Extracted data entries:
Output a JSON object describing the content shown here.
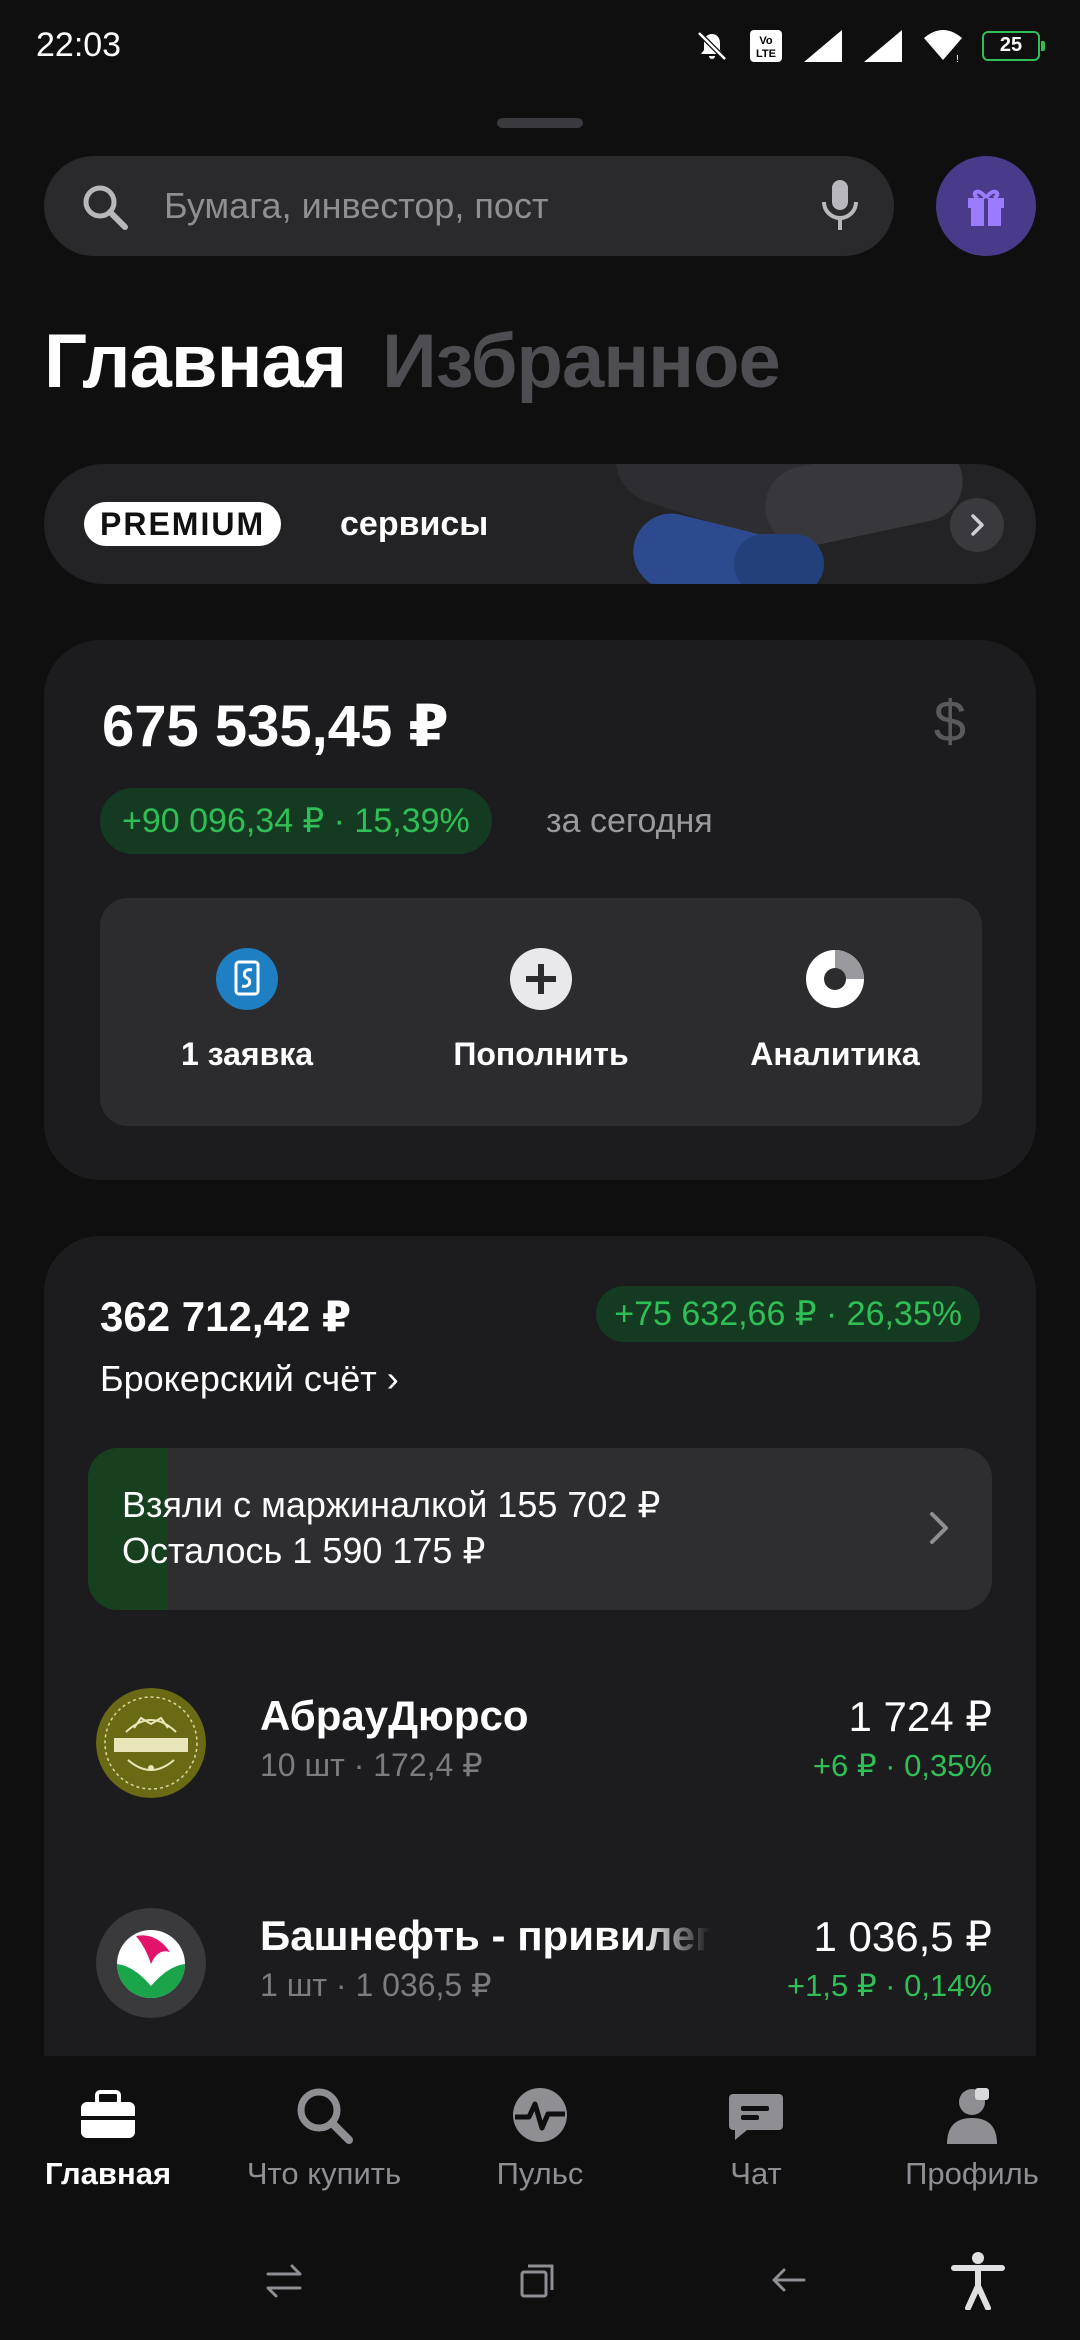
{
  "status_bar": {
    "time": "22:03",
    "battery": "25",
    "icons": [
      "mute-icon",
      "volte-icon",
      "signal-icon",
      "signal-icon",
      "wifi-icon",
      "battery-icon"
    ]
  },
  "search": {
    "placeholder": "Бумага, инвестор, пост"
  },
  "tabs": [
    {
      "label": "Главная",
      "active": true
    },
    {
      "label": "Избранное",
      "active": false
    }
  ],
  "premium": {
    "badge": "PREMIUM",
    "label": "сервисы"
  },
  "portfolio": {
    "total": "675 535,45 ₽",
    "currency_icon": "$",
    "gain": "+90 096,34 ₽ · 15,39%",
    "gain_period": "за сегодня",
    "actions": [
      {
        "label": "1 заявка",
        "icon": "order-icon"
      },
      {
        "label": "Пополнить",
        "icon": "plus-icon"
      },
      {
        "label": "Аналитика",
        "icon": "analytics-icon"
      }
    ]
  },
  "broker": {
    "amount": "362 712,42 ₽",
    "gain": "+75 632,66 ₽ · 26,35%",
    "account_link": "Брокерский счёт ›",
    "margin": {
      "line1": "Взяли с маржиналкой 155 702 ₽",
      "line2": "Осталось 1 590 175 ₽",
      "used_fraction": 0.089
    }
  },
  "stocks": [
    {
      "name": "АбрауДюрсо",
      "qty": "10 шт · 172,4 ₽",
      "price": "1 724 ₽",
      "change": "+6 ₽ · 0,35%",
      "logo_text": "АБРАУ-ДЮРСО"
    },
    {
      "name": "Башнефть - привилег",
      "qty": "1 шт · 1 036,5 ₽",
      "price": "1 036,5 ₽",
      "change": "+1,5 ₽ · 0,14%"
    }
  ],
  "bottom_nav": [
    {
      "label": "Главная",
      "icon": "briefcase-icon",
      "active": true
    },
    {
      "label": "Что купить",
      "icon": "search-icon",
      "active": false
    },
    {
      "label": "Пульс",
      "icon": "pulse-icon",
      "active": false
    },
    {
      "label": "Чат",
      "icon": "chat-icon",
      "active": false
    },
    {
      "label": "Профиль",
      "icon": "profile-icon",
      "active": false
    }
  ],
  "colors": {
    "positive": "#2fbf55",
    "positive_bg": "#143a22",
    "card": "#1c1c1f",
    "background": "#0f0f10",
    "accent_purple": "#4a3a8a"
  }
}
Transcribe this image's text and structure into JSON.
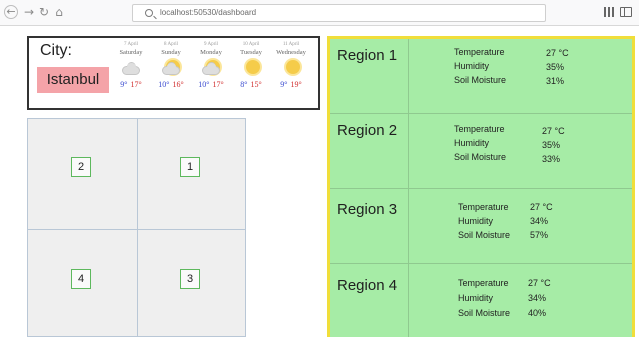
{
  "browser": {
    "url": "localhost:50530/dashboard",
    "icons": [
      "back-icon",
      "forward-icon",
      "reload-icon",
      "home-icon",
      "search-icon",
      "library-icon",
      "sidebar-icon"
    ]
  },
  "weather": {
    "city_label": "City:",
    "city": "Istanbul",
    "forecast": [
      {
        "date": "7 April",
        "day": "Saturday",
        "condition": "cloudy",
        "low": "9°",
        "high": "17°"
      },
      {
        "date": "8 April",
        "day": "Sunday",
        "condition": "partly-cloudy",
        "low": "10°",
        "high": "16°"
      },
      {
        "date": "9 April",
        "day": "Monday",
        "condition": "partly-cloudy",
        "low": "10°",
        "high": "17°"
      },
      {
        "date": "10 April",
        "day": "Tuesday",
        "condition": "sunny",
        "low": "8°",
        "high": "15°"
      },
      {
        "date": "11 April",
        "day": "Wednesday",
        "condition": "sunny",
        "low": "9°",
        "high": "19°"
      }
    ]
  },
  "zones": [
    {
      "label": "2"
    },
    {
      "label": "1"
    },
    {
      "label": "4"
    },
    {
      "label": "3"
    }
  ],
  "metric_labels": {
    "temperature": "Temperature",
    "humidity": "Humidity",
    "soil": "Soil Moisture"
  },
  "regions": [
    {
      "name": "Region 1",
      "temperature": "27 °C",
      "humidity": "35%",
      "soil": "31%"
    },
    {
      "name": "Region 2",
      "temperature": "27 °C",
      "humidity": "35%",
      "soil": "33%"
    },
    {
      "name": "Region 3",
      "temperature": "27 °C",
      "humidity": "34%",
      "soil": "57%"
    },
    {
      "name": "Region 4",
      "temperature": "27 °C",
      "humidity": "34%",
      "soil": "40%"
    }
  ],
  "colors": {
    "city_highlight": "#f4a3a8",
    "region_background": "#a6eca6",
    "region_border": "#f0de3a",
    "temp_low": "#3a4bd0",
    "temp_high": "#d23030"
  }
}
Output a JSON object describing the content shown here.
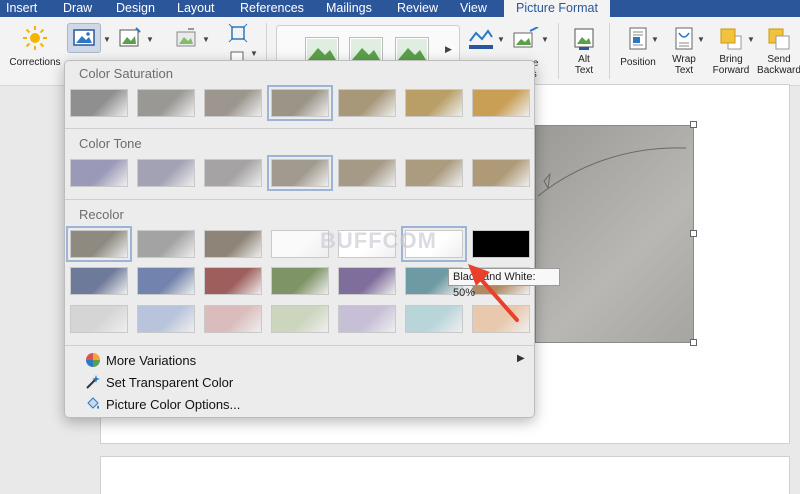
{
  "tabs": [
    {
      "label": "Insert"
    },
    {
      "label": "Draw"
    },
    {
      "label": "Design"
    },
    {
      "label": "Layout"
    },
    {
      "label": "References"
    },
    {
      "label": "Mailings"
    },
    {
      "label": "Review"
    },
    {
      "label": "View"
    },
    {
      "label": "Picture Format",
      "active": true
    }
  ],
  "ribbon": {
    "corrections": "Corrections",
    "alt_text_1": "Alt",
    "alt_text_2": "Text",
    "position": "Position",
    "wrap_text_1": "Wrap",
    "wrap_text_2": "Text",
    "bring_forward_1": "Bring",
    "bring_forward_2": "Forward",
    "send_backward_1": "Send",
    "send_backward_2": "Backward",
    "partial_label_1": "ure",
    "partial_label_2": "cts"
  },
  "panel": {
    "color_saturation": "Color Saturation",
    "color_tone": "Color Tone",
    "recolor": "Recolor",
    "saturation_colors": [
      "#8f8f8f",
      "#9a9894",
      "#9c968e",
      "#9b9588",
      "#a8987a",
      "#b99f66",
      "#c99f55"
    ],
    "tone_colors": [
      "#9a9ab8",
      "#a2a2b4",
      "#a5a3a3",
      "#a19a8e",
      "#a49a86",
      "#ab9c80",
      "#af9a78"
    ],
    "recolor_row1": [
      "#8e8a80",
      "#a3a3a3",
      "#8e8478",
      "#fafafa",
      "#ffffff",
      "#ffffff",
      "#000000"
    ],
    "recolor_row2": [
      "#6e7a99",
      "#7283ad",
      "#9e5f5c",
      "#7f9466",
      "#7f6e9b",
      "#6e9aa4",
      "#b18a62"
    ],
    "recolor_row3": [
      "#d5d5d5",
      "#b8c4db",
      "#dbbcbc",
      "#ccd5bd",
      "#c7bfd6",
      "#b8d5da",
      "#e9c9ae"
    ],
    "more_variations": "More Variations",
    "set_transparent_color": "Set Transparent Color",
    "picture_color_options": "Picture Color Options..."
  },
  "tooltip": "Black and White: 50%",
  "watermark": "BUFFCOM"
}
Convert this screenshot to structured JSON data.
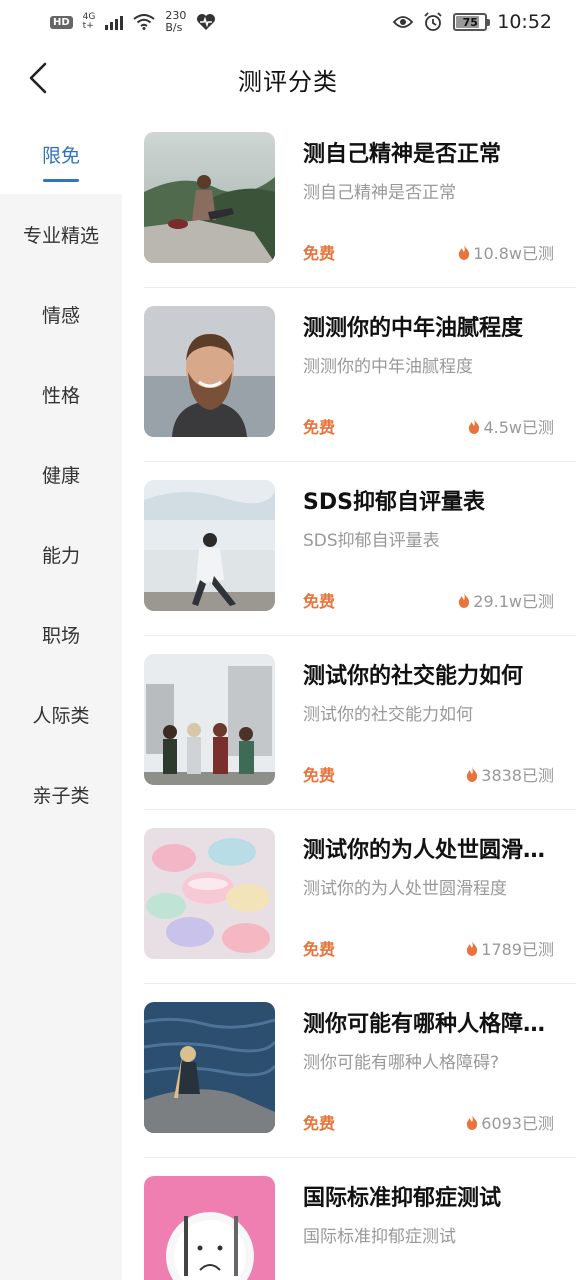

◆ Written request ◆
The records above need to be given again exactly. Omit the pictures.

◆ Task solution ◆
Output a JSON object describing the content shown here.
{
  "status_bar": {
    "time": "22:03",
    "battery": "25",
    "icons": [
      "mute-icon",
      "volte-icon",
      "signal-icon",
      "signal-icon",
      "wifi-icon",
      "battery-icon"
    ]
  },
  "search": {
    "placeholder": "Бумага, инвестор, пост"
  },
  "tabs": [
    {
      "label": "Главная",
      "active": true
    },
    {
      "label": "Избранное",
      "active": false
    }
  ],
  "premium": {
    "badge": "PREMIUM",
    "label": "сервисы"
  },
  "portfolio": {
    "total": "675 535,45 ₽",
    "currency_icon": "$",
    "gain": "+90 096,34 ₽ · 15,39%",
    "gain_period": "за сегодня",
    "actions": [
      {
        "label": "1 заявка",
        "icon": "order-icon"
      },
      {
        "label": "Пополнить",
        "icon": "plus-icon"
      },
      {
        "label": "Аналитика",
        "icon": "analytics-icon"
      }
    ]
  },
  "broker": {
    "amount": "362 712,42 ₽",
    "gain": "+75 632,66 ₽ · 26,35%",
    "account_link": "Брокерский счёт ›",
    "margin": {
      "line1": "Взяли с маржиналкой 155 702 ₽",
      "line2": "Осталось 1 590 175 ₽",
      "used_fraction": 0.089
    }
  },
  "stocks": [
    {
      "name": "АбрауДюрсо",
      "qty": "10 шт · 172,4 ₽",
      "price": "1 724 ₽",
      "change": "+6 ₽ · 0,35%",
      "logo_text": "АБРАУ-ДЮРСО"
    },
    {
      "name": "Башнефть - привилег",
      "qty": "1 шт · 1 036,5 ₽",
      "price": "1 036,5 ₽",
      "change": "+1,5 ₽ · 0,14%"
    }
  ],
  "bottom_nav": [
    {
      "label": "Главная",
      "icon": "briefcase-icon",
      "active": true
    },
    {
      "label": "Что купить",
      "icon": "search-icon",
      "active": false
    },
    {
      "label": "Пульс",
      "icon": "pulse-icon",
      "active": false
    },
    {
      "label": "Чат",
      "icon": "chat-icon",
      "active": false
    },
    {
      "label": "Профиль",
      "icon": "profile-icon",
      "active": false
    }
  ],
  "colors": {
    "positive": "#2fbf55",
    "positive_bg": "#143a22",
    "card": "#1c1c1f",
    "background": "#0f0f10",
    "accent_purple": "#4a3a8a"
  }
}
Transcribe this image's text and structure into JSON.
{
  "browser": {
    "url": "localhost:50530/dashboard",
    "icons": [
      "back-icon",
      "forward-icon",
      "reload-icon",
      "home-icon",
      "search-icon",
      "library-icon",
      "sidebar-icon"
    ]
  },
  "weather": {
    "city_label": "City:",
    "city": "Istanbul",
    "forecast": [
      {
        "date": "7 April",
        "day": "Saturday",
        "condition": "cloudy",
        "low": "9°",
        "high": "17°"
      },
      {
        "date": "8 April",
        "day": "Sunday",
        "condition": "partly-cloudy",
        "low": "10°",
        "high": "16°"
      },
      {
        "date": "9 April",
        "day": "Monday",
        "condition": "partly-cloudy",
        "low": "10°",
        "high": "17°"
      },
      {
        "date": "10 April",
        "day": "Tuesday",
        "condition": "sunny",
        "low": "8°",
        "high": "15°"
      },
      {
        "date": "11 April",
        "day": "Wednesday",
        "condition": "sunny",
        "low": "9°",
        "high": "19°"
      }
    ]
  },
  "zones": [
    {
      "label": "2"
    },
    {
      "label": "1"
    },
    {
      "label": "4"
    },
    {
      "label": "3"
    }
  ],
  "metric_labels": {
    "temperature": "Temperature",
    "humidity": "Humidity",
    "soil": "Soil Moisture"
  },
  "regions": [
    {
      "name": "Region 1",
      "temperature": "27 °C",
      "humidity": "35%",
      "soil": "31%"
    },
    {
      "name": "Region 2",
      "temperature": "27 °C",
      "humidity": "35%",
      "soil": "33%"
    },
    {
      "name": "Region 3",
      "temperature": "27 °C",
      "humidity": "34%",
      "soil": "57%"
    },
    {
      "name": "Region 4",
      "temperature": "27 °C",
      "humidity": "34%",
      "soil": "40%"
    }
  ],
  "colors": {
    "city_highlight": "#f4a3a8",
    "region_background": "#a6eca6",
    "region_border": "#f0de3a",
    "temp_low": "#3a4bd0",
    "temp_high": "#d23030"
  }
}
Output a JSON object describing the content shown here.
{
  "tabs": [
    {
      "label": "Insert"
    },
    {
      "label": "Draw"
    },
    {
      "label": "Design"
    },
    {
      "label": "Layout"
    },
    {
      "label": "References"
    },
    {
      "label": "Mailings"
    },
    {
      "label": "Review"
    },
    {
      "label": "View"
    },
    {
      "label": "Picture Format",
      "active": true
    }
  ],
  "ribbon": {
    "corrections": "Corrections",
    "alt_text_1": "Alt",
    "alt_text_2": "Text",
    "position": "Position",
    "wrap_text_1": "Wrap",
    "wrap_text_2": "Text",
    "bring_forward_1": "Bring",
    "bring_forward_2": "Forward",
    "send_backward_1": "Send",
    "send_backward_2": "Backward",
    "partial_label_1": "ure",
    "partial_label_2": "cts"
  },
  "panel": {
    "color_saturation": "Color Saturation",
    "color_tone": "Color Tone",
    "recolor": "Recolor",
    "saturation_colors": [
      "#8f8f8f",
      "#9a9894",
      "#9c968e",
      "#9b9588",
      "#a8987a",
      "#b99f66",
      "#c99f55"
    ],
    "tone_colors": [
      "#9a9ab8",
      "#a2a2b4",
      "#a5a3a3",
      "#a19a8e",
      "#a49a86",
      "#ab9c80",
      "#af9a78"
    ],
    "recolor_row1": [
      "#8e8a80",
      "#a3a3a3",
      "#8e8478",
      "#fafafa",
      "#ffffff",
      "#ffffff",
      "#000000"
    ],
    "recolor_row2": [
      "#6e7a99",
      "#7283ad",
      "#9e5f5c",
      "#7f9466",
      "#7f6e9b",
      "#6e9aa4",
      "#b18a62"
    ],
    "recolor_row3": [
      "#d5d5d5",
      "#b8c4db",
      "#dbbcbc",
      "#ccd5bd",
      "#c7bfd6",
      "#b8d5da",
      "#e9c9ae"
    ],
    "more_variations": "More Variations",
    "set_transparent_color": "Set Transparent Color",
    "picture_color_options": "Picture Color Options..."
  },
  "tooltip": "Black and White: 50%",
  "watermark": "BUFFCOM"
}
Convert this screenshot to structured JSON data.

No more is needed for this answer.